------ Input material
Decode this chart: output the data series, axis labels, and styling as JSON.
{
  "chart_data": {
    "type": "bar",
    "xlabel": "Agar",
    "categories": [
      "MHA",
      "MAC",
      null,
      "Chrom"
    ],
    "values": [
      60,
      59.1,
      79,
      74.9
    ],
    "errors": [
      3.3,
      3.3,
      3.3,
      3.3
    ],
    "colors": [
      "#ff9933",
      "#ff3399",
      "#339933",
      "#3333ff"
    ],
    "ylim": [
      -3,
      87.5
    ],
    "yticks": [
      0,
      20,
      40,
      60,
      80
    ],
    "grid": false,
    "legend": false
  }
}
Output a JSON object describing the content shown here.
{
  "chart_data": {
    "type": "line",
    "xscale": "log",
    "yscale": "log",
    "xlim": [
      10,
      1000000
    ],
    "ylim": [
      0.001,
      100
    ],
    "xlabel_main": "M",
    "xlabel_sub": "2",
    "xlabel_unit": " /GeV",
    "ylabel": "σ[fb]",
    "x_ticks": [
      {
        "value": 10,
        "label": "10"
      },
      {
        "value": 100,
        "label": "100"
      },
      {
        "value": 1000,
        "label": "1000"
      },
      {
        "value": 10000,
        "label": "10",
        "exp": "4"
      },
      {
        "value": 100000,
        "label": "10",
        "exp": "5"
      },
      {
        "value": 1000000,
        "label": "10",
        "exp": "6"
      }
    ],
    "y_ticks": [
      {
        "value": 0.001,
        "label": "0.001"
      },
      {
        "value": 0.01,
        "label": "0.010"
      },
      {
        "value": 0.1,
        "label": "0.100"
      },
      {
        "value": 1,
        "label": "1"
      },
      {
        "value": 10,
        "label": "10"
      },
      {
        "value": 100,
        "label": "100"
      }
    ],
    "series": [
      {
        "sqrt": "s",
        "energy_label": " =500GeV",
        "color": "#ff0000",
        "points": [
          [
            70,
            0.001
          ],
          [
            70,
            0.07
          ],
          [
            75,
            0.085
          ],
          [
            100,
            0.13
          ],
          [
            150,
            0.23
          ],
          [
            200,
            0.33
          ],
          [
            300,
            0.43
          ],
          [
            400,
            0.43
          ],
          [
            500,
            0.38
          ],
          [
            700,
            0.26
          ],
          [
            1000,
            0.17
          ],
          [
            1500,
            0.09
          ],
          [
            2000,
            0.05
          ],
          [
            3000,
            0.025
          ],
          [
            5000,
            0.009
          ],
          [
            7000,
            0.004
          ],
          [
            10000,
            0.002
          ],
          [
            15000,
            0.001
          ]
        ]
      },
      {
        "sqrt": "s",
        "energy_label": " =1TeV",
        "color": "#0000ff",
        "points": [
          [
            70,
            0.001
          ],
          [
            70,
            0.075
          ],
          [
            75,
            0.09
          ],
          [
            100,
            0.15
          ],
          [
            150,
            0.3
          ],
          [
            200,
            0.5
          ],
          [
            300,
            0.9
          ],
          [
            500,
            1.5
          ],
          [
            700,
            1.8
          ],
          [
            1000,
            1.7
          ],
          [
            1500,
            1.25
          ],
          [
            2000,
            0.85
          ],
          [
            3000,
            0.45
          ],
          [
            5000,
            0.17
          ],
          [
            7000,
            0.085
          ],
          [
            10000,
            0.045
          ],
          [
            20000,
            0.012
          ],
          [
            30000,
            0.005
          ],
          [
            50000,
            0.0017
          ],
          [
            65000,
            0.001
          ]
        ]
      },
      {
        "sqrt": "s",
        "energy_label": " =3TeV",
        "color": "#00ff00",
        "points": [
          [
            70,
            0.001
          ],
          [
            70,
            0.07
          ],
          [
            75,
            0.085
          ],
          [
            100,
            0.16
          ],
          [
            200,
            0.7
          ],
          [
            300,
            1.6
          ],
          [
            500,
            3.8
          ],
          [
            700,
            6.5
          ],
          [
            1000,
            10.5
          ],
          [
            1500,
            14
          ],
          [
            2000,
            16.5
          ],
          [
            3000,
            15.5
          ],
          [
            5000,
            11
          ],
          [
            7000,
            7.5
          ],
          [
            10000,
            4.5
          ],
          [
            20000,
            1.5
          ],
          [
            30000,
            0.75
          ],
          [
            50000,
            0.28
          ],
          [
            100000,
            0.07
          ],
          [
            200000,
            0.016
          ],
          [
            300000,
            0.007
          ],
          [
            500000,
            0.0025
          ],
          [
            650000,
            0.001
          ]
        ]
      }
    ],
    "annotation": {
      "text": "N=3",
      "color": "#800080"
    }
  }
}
------------
● **What you have to do**: Take the records above and return them exactly as written.

● **The answer**:
Decode this chart: output the data series, axis labels, and styling as JSON.
{
  "chart_data": {
    "type": "bar",
    "xlabel": "Agar",
    "categories": [
      "MHA",
      "MAC",
      null,
      "Chrom"
    ],
    "values": [
      60,
      59.1,
      79,
      74.9
    ],
    "errors": [
      3.3,
      3.3,
      3.3,
      3.3
    ],
    "colors": [
      "#ff9933",
      "#ff3399",
      "#339933",
      "#3333ff"
    ],
    "ylim": [
      -3,
      87.5
    ],
    "yticks": [
      0,
      20,
      40,
      60,
      80
    ],
    "grid": false,
    "legend": false
  }
}
Output a JSON object describing the content shown here.
{
  "chart_data": {
    "type": "line",
    "xscale": "log",
    "yscale": "log",
    "xlim": [
      10,
      1000000
    ],
    "ylim": [
      0.001,
      100
    ],
    "xlabel_main": "M",
    "xlabel_sub": "2",
    "xlabel_unit": " /GeV",
    "ylabel": "σ[fb]",
    "x_ticks": [
      {
        "value": 10,
        "label": "10"
      },
      {
        "value": 100,
        "label": "100"
      },
      {
        "value": 1000,
        "label": "1000"
      },
      {
        "value": 10000,
        "label": "10",
        "exp": "4"
      },
      {
        "value": 100000,
        "label": "10",
        "exp": "5"
      },
      {
        "value": 1000000,
        "label": "10",
        "exp": "6"
      }
    ],
    "y_ticks": [
      {
        "value": 0.001,
        "label": "0.001"
      },
      {
        "value": 0.01,
        "label": "0.010"
      },
      {
        "value": 0.1,
        "label": "0.100"
      },
      {
        "value": 1,
        "label": "1"
      },
      {
        "value": 10,
        "label": "10"
      },
      {
        "value": 100,
        "label": "100"
      }
    ],
    "series": [
      {
        "sqrt": "s",
        "energy_label": " =500GeV",
        "color": "#ff0000",
        "points": [
          [
            70,
            0.001
          ],
          [
            70,
            0.07
          ],
          [
            75,
            0.085
          ],
          [
            100,
            0.13
          ],
          [
            150,
            0.23
          ],
          [
            200,
            0.33
          ],
          [
            300,
            0.43
          ],
          [
            400,
            0.43
          ],
          [
            500,
            0.38
          ],
          [
            700,
            0.26
          ],
          [
            1000,
            0.17
          ],
          [
            1500,
            0.09
          ],
          [
            2000,
            0.05
          ],
          [
            3000,
            0.025
          ],
          [
            5000,
            0.009
          ],
          [
            7000,
            0.004
          ],
          [
            10000,
            0.002
          ],
          [
            15000,
            0.001
          ]
        ]
      },
      {
        "sqrt": "s",
        "energy_label": " =1TeV",
        "color": "#0000ff",
        "points": [
          [
            70,
            0.001
          ],
          [
            70,
            0.075
          ],
          [
            75,
            0.09
          ],
          [
            100,
            0.15
          ],
          [
            150,
            0.3
          ],
          [
            200,
            0.5
          ],
          [
            300,
            0.9
          ],
          [
            500,
            1.5
          ],
          [
            700,
            1.8
          ],
          [
            1000,
            1.7
          ],
          [
            1500,
            1.25
          ],
          [
            2000,
            0.85
          ],
          [
            3000,
            0.45
          ],
          [
            5000,
            0.17
          ],
          [
            7000,
            0.085
          ],
          [
            10000,
            0.045
          ],
          [
            20000,
            0.012
          ],
          [
            30000,
            0.005
          ],
          [
            50000,
            0.0017
          ],
          [
            65000,
            0.001
          ]
        ]
      },
      {
        "sqrt": "s",
        "energy_label": " =3TeV",
        "color": "#00ff00",
        "points": [
          [
            70,
            0.001
          ],
          [
            70,
            0.07
          ],
          [
            75,
            0.085
          ],
          [
            100,
            0.16
          ],
          [
            200,
            0.7
          ],
          [
            300,
            1.6
          ],
          [
            500,
            3.8
          ],
          [
            700,
            6.5
          ],
          [
            1000,
            10.5
          ],
          [
            1500,
            14
          ],
          [
            2000,
            16.5
          ],
          [
            3000,
            15.5
          ],
          [
            5000,
            11
          ],
          [
            7000,
            7.5
          ],
          [
            10000,
            4.5
          ],
          [
            20000,
            1.5
          ],
          [
            30000,
            0.75
          ],
          [
            50000,
            0.28
          ],
          [
            100000,
            0.07
          ],
          [
            200000,
            0.016
          ],
          [
            300000,
            0.007
          ],
          [
            500000,
            0.0025
          ],
          [
            650000,
            0.001
          ]
        ]
      }
    ],
    "annotation": {
      "text": "N=3",
      "color": "#800080"
    }
  }
}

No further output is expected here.